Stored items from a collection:

════════════════

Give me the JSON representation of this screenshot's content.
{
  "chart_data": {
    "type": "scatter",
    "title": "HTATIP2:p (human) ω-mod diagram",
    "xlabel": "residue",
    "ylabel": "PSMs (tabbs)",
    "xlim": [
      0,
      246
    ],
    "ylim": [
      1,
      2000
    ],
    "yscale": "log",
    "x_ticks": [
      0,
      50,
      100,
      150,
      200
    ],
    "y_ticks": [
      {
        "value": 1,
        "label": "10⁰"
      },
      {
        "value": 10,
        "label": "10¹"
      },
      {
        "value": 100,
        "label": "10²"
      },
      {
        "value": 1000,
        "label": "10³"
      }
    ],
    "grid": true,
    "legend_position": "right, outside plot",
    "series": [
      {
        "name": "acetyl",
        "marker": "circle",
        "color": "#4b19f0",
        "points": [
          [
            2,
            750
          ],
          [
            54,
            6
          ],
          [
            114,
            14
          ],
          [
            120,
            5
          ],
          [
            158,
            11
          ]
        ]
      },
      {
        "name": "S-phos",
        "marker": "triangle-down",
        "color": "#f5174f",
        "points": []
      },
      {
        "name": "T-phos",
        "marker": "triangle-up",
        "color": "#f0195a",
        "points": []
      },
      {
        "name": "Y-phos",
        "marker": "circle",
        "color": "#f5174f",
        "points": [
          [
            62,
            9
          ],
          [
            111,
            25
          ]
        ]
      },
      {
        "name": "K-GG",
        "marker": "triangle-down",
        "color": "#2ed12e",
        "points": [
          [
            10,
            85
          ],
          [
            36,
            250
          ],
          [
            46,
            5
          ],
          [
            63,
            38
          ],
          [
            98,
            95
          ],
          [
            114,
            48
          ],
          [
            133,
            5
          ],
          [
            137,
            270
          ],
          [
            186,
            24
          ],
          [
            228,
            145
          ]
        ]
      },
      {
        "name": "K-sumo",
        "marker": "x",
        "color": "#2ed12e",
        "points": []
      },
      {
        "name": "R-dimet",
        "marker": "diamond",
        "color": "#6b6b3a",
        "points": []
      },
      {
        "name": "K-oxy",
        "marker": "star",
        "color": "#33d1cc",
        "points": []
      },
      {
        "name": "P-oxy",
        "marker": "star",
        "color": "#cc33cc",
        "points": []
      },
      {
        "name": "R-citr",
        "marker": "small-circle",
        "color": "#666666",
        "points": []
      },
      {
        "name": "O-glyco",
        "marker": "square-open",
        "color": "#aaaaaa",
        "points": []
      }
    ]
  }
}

════════════════

--- CHALLENGE ---
Go through the records and print each one exactly.

--- EXPECTED ANSWER ---
Give me the JSON representation of this screenshot's content.
{
  "chart_data": {
    "type": "scatter",
    "title": "HTATIP2:p (human) ω-mod diagram",
    "xlabel": "residue",
    "ylabel": "PSMs (tabbs)",
    "xlim": [
      0,
      246
    ],
    "ylim": [
      1,
      2000
    ],
    "yscale": "log",
    "x_ticks": [
      0,
      50,
      100,
      150,
      200
    ],
    "y_ticks": [
      {
        "value": 1,
        "label": "10⁰"
      },
      {
        "value": 10,
        "label": "10¹"
      },
      {
        "value": 100,
        "label": "10²"
      },
      {
        "value": 1000,
        "label": "10³"
      }
    ],
    "grid": true,
    "legend_position": "right, outside plot",
    "series": [
      {
        "name": "acetyl",
        "marker": "circle",
        "color": "#4b19f0",
        "points": [
          [
            2,
            750
          ],
          [
            54,
            6
          ],
          [
            114,
            14
          ],
          [
            120,
            5
          ],
          [
            158,
            11
          ]
        ]
      },
      {
        "name": "S-phos",
        "marker": "triangle-down",
        "color": "#f5174f",
        "points": []
      },
      {
        "name": "T-phos",
        "marker": "triangle-up",
        "color": "#f0195a",
        "points": []
      },
      {
        "name": "Y-phos",
        "marker": "circle",
        "color": "#f5174f",
        "points": [
          [
            62,
            9
          ],
          [
            111,
            25
          ]
        ]
      },
      {
        "name": "K-GG",
        "marker": "triangle-down",
        "color": "#2ed12e",
        "points": [
          [
            10,
            85
          ],
          [
            36,
            250
          ],
          [
            46,
            5
          ],
          [
            63,
            38
          ],
          [
            98,
            95
          ],
          [
            114,
            48
          ],
          [
            133,
            5
          ],
          [
            137,
            270
          ],
          [
            186,
            24
          ],
          [
            228,
            145
          ]
        ]
      },
      {
        "name": "K-sumo",
        "marker": "x",
        "color": "#2ed12e",
        "points": []
      },
      {
        "name": "R-dimet",
        "marker": "diamond",
        "color": "#6b6b3a",
        "points": []
      },
      {
        "name": "K-oxy",
        "marker": "star",
        "color": "#33d1cc",
        "points": []
      },
      {
        "name": "P-oxy",
        "marker": "star",
        "color": "#cc33cc",
        "points": []
      },
      {
        "name": "R-citr",
        "marker": "small-circle",
        "color": "#666666",
        "points": []
      },
      {
        "name": "O-glyco",
        "marker": "square-open",
        "color": "#aaaaaa",
        "points": []
      }
    ]
  }
}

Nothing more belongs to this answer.